Short task:
Go through the records and show each line where the word "Cars" occurs.

Figure contents as structured data:
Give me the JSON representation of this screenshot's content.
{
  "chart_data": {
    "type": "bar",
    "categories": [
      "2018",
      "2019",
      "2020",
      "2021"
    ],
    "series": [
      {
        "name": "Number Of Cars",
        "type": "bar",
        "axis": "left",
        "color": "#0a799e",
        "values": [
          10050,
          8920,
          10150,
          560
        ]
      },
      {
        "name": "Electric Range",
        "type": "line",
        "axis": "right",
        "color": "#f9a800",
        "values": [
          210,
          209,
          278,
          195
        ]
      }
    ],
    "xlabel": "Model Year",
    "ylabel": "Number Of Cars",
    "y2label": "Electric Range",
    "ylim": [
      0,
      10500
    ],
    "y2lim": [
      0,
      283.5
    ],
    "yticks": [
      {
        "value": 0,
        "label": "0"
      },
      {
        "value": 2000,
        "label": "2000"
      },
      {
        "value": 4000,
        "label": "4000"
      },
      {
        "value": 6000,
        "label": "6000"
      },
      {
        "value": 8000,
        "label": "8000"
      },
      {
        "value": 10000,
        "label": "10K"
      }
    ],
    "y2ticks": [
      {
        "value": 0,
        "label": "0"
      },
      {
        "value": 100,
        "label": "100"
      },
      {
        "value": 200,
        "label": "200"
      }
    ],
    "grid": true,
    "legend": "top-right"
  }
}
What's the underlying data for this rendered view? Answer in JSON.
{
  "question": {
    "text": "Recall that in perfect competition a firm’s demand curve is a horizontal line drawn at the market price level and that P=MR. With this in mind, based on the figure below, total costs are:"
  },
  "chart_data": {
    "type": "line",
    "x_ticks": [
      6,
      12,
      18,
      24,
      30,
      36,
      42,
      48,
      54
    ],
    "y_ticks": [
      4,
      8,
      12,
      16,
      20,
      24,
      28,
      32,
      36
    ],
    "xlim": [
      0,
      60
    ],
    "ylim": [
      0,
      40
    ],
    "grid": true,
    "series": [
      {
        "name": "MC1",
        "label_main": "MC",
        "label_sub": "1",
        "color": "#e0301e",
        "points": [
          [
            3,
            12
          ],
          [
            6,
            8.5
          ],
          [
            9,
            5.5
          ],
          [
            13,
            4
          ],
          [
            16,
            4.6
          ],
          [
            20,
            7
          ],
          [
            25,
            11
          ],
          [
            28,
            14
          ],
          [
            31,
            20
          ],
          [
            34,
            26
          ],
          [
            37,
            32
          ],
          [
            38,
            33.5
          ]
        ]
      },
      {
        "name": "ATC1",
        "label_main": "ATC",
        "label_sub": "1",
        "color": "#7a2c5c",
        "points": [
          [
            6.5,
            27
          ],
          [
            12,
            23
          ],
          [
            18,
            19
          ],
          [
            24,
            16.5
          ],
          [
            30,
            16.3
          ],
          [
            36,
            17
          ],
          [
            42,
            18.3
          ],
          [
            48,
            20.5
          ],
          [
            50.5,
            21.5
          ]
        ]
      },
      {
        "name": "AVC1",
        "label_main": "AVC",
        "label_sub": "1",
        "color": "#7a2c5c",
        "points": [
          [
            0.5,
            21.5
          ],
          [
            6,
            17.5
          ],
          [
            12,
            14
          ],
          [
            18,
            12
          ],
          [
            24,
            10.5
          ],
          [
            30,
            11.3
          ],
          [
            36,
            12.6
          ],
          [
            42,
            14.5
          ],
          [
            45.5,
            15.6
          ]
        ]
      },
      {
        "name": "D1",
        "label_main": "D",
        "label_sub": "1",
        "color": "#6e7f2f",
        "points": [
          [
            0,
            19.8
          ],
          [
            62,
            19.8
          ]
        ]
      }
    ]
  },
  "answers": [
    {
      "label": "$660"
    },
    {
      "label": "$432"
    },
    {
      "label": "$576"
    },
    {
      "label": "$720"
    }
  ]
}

Output below:
        "name": "Number Of Cars",
    "ylabel": "Number Of Cars",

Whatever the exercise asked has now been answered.